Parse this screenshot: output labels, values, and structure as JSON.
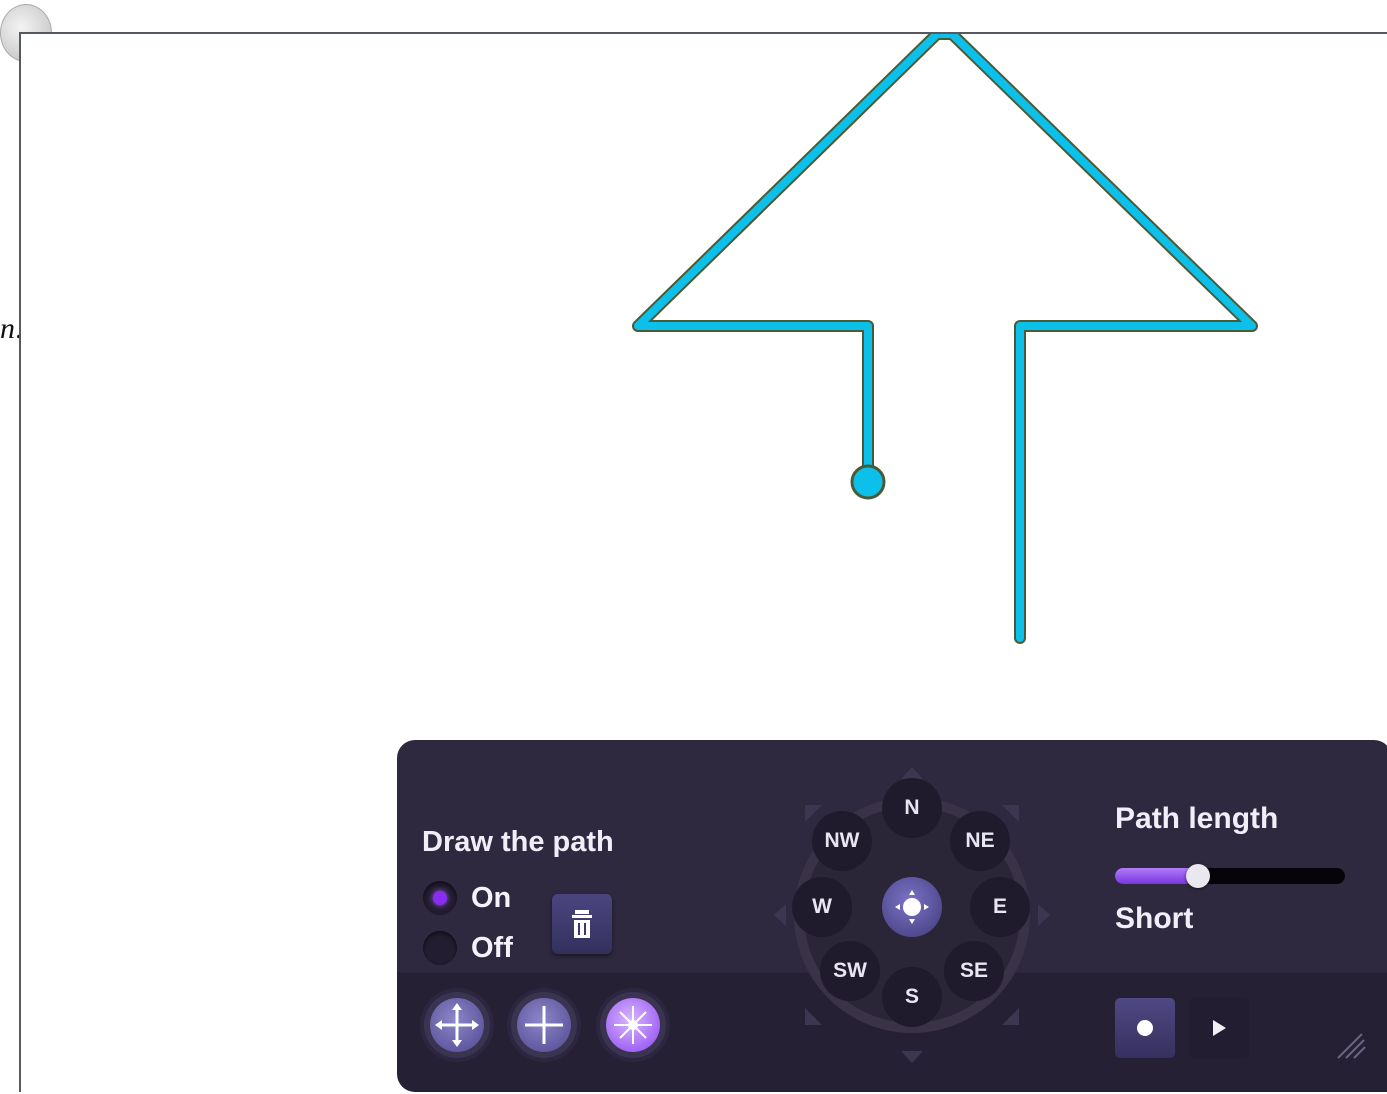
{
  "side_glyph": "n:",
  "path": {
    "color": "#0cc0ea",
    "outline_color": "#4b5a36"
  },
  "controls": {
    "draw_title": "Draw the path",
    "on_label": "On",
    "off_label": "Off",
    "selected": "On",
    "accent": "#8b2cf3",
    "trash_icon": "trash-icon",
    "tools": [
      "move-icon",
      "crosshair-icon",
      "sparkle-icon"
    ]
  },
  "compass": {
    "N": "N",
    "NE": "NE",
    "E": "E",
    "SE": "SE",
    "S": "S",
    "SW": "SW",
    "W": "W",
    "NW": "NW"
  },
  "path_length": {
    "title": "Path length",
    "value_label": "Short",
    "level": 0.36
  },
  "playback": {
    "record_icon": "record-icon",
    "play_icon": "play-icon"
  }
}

- - - - - - -

**PROBLEM TO SOLVE:**
Look through the entries and return every line where "icon" appears.

**REPLY TO THE EXERCISE:**
    "trash_icon": "trash-icon",
      "move-icon",
      "crosshair-icon",
      "sparkle-icon"
    "record_icon": "record-icon",
    "play_icon": "play-icon"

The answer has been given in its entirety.